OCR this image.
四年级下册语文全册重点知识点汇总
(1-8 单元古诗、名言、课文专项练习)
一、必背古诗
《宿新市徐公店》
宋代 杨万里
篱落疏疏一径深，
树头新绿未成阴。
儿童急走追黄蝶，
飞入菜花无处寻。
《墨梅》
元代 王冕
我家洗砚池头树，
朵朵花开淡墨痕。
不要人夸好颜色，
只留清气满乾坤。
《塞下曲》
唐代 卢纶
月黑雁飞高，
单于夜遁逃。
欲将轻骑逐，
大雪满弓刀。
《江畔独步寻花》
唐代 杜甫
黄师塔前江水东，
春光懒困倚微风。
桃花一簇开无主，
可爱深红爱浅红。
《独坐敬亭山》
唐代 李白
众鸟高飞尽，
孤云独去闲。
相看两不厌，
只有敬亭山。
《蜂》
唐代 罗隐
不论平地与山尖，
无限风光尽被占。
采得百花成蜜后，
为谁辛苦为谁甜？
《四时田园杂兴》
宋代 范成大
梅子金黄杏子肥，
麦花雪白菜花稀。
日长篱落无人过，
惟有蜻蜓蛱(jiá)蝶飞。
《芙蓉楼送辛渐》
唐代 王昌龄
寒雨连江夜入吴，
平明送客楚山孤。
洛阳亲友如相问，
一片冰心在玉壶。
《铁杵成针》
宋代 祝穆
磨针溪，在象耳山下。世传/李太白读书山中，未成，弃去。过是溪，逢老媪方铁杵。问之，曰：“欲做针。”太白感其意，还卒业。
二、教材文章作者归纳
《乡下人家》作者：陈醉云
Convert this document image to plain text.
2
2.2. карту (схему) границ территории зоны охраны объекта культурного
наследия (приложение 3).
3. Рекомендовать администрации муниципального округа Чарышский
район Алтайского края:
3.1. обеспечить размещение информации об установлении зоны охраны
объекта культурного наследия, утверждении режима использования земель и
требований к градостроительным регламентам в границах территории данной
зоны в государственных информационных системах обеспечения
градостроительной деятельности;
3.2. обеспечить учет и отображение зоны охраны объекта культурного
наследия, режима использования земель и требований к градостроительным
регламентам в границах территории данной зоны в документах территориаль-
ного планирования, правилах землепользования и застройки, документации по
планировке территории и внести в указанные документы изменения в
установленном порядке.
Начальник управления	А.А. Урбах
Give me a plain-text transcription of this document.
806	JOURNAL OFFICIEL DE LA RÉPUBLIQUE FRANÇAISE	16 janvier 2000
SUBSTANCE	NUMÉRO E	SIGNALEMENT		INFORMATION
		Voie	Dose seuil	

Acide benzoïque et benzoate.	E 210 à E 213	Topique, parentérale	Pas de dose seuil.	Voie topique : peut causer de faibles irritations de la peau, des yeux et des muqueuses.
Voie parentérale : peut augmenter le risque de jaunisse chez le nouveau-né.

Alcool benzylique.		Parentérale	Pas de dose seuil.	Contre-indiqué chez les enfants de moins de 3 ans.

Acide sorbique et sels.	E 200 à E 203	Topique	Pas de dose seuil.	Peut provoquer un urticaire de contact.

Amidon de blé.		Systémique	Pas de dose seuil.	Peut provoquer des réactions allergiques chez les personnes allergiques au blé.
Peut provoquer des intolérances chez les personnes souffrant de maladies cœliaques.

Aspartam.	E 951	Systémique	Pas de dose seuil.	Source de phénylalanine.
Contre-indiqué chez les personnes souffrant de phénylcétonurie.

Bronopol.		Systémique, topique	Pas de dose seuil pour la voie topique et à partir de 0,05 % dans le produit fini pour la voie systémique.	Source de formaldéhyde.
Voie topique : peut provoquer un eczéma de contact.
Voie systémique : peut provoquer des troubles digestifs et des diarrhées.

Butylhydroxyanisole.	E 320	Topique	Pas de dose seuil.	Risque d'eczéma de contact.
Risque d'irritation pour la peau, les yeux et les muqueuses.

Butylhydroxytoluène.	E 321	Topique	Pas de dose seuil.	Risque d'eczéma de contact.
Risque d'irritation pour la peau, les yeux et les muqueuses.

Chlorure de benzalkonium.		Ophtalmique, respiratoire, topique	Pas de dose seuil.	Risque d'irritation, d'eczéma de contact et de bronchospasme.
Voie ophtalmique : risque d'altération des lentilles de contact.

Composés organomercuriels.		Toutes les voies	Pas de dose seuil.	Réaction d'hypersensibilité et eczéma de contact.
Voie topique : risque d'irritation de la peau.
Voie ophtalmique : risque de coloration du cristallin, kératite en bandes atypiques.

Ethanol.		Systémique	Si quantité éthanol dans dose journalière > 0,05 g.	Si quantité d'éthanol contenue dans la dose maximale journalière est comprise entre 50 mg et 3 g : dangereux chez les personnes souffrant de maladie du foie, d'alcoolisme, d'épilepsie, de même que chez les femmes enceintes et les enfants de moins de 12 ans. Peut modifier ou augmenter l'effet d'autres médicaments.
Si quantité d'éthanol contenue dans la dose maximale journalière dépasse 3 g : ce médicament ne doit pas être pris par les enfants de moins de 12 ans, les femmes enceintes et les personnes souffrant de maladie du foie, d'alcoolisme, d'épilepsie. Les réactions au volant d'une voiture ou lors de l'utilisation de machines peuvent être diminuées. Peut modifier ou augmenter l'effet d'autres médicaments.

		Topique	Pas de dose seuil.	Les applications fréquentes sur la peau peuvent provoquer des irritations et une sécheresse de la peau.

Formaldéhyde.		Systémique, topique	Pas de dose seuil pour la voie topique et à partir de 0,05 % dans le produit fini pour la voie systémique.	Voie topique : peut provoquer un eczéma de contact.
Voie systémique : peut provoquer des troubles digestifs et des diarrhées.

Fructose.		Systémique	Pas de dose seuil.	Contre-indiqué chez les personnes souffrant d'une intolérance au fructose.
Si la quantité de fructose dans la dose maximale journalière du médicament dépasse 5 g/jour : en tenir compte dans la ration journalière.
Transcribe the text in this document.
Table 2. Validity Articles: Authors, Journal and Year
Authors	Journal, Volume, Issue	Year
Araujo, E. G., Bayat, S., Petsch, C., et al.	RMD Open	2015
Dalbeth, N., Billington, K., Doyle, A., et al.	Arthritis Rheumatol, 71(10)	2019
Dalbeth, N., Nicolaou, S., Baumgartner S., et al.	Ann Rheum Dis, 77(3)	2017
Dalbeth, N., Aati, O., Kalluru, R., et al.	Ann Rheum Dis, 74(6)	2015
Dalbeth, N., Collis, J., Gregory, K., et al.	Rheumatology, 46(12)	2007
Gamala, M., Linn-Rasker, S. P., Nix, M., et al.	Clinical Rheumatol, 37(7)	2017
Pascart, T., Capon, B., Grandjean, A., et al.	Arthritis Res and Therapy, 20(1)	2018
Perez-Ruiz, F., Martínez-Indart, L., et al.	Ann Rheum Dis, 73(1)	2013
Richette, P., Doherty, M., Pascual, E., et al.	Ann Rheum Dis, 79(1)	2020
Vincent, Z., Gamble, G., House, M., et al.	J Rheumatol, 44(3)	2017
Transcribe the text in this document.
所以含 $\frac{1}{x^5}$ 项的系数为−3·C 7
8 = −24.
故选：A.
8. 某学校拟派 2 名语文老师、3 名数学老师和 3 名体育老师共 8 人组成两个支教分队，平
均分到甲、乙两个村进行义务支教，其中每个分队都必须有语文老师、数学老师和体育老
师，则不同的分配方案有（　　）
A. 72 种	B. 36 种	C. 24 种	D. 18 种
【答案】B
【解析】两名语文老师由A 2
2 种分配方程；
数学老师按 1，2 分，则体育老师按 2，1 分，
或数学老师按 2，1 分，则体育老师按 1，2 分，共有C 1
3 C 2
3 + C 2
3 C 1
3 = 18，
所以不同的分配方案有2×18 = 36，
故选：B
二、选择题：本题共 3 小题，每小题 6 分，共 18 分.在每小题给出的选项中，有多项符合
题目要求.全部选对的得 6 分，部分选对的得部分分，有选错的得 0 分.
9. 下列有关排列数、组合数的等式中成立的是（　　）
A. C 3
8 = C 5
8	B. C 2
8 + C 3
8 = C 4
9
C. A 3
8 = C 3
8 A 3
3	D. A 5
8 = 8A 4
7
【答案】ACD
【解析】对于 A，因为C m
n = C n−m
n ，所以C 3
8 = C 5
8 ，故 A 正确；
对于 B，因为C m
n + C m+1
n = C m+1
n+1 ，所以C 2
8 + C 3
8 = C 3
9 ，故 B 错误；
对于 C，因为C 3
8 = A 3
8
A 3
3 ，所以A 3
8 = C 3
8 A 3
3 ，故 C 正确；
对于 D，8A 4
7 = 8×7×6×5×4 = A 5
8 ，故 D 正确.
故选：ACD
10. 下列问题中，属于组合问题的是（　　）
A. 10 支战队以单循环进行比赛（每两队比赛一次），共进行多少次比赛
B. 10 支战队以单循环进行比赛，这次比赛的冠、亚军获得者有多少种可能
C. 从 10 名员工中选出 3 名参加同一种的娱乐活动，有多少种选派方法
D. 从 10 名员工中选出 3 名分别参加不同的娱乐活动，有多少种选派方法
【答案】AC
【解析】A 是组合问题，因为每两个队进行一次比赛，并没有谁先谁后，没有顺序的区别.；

WHAT THIS TASK INVOLVES
Out of the records, collect only those lines that contain the string "Contre".

RESULT OF THIS EXERCISE
Alcool benzylique.		Parentérale	Pas de dose seuil.	Contre-indiqué chez les enfants de moins de 3 ans.
Contre-indiqué chez les personnes souffrant de phénylcétonurie.
Fructose.		Systémique	Pas de dose seuil.	Contre-indiqué chez les personnes souffrant d'une intolérance au fructose.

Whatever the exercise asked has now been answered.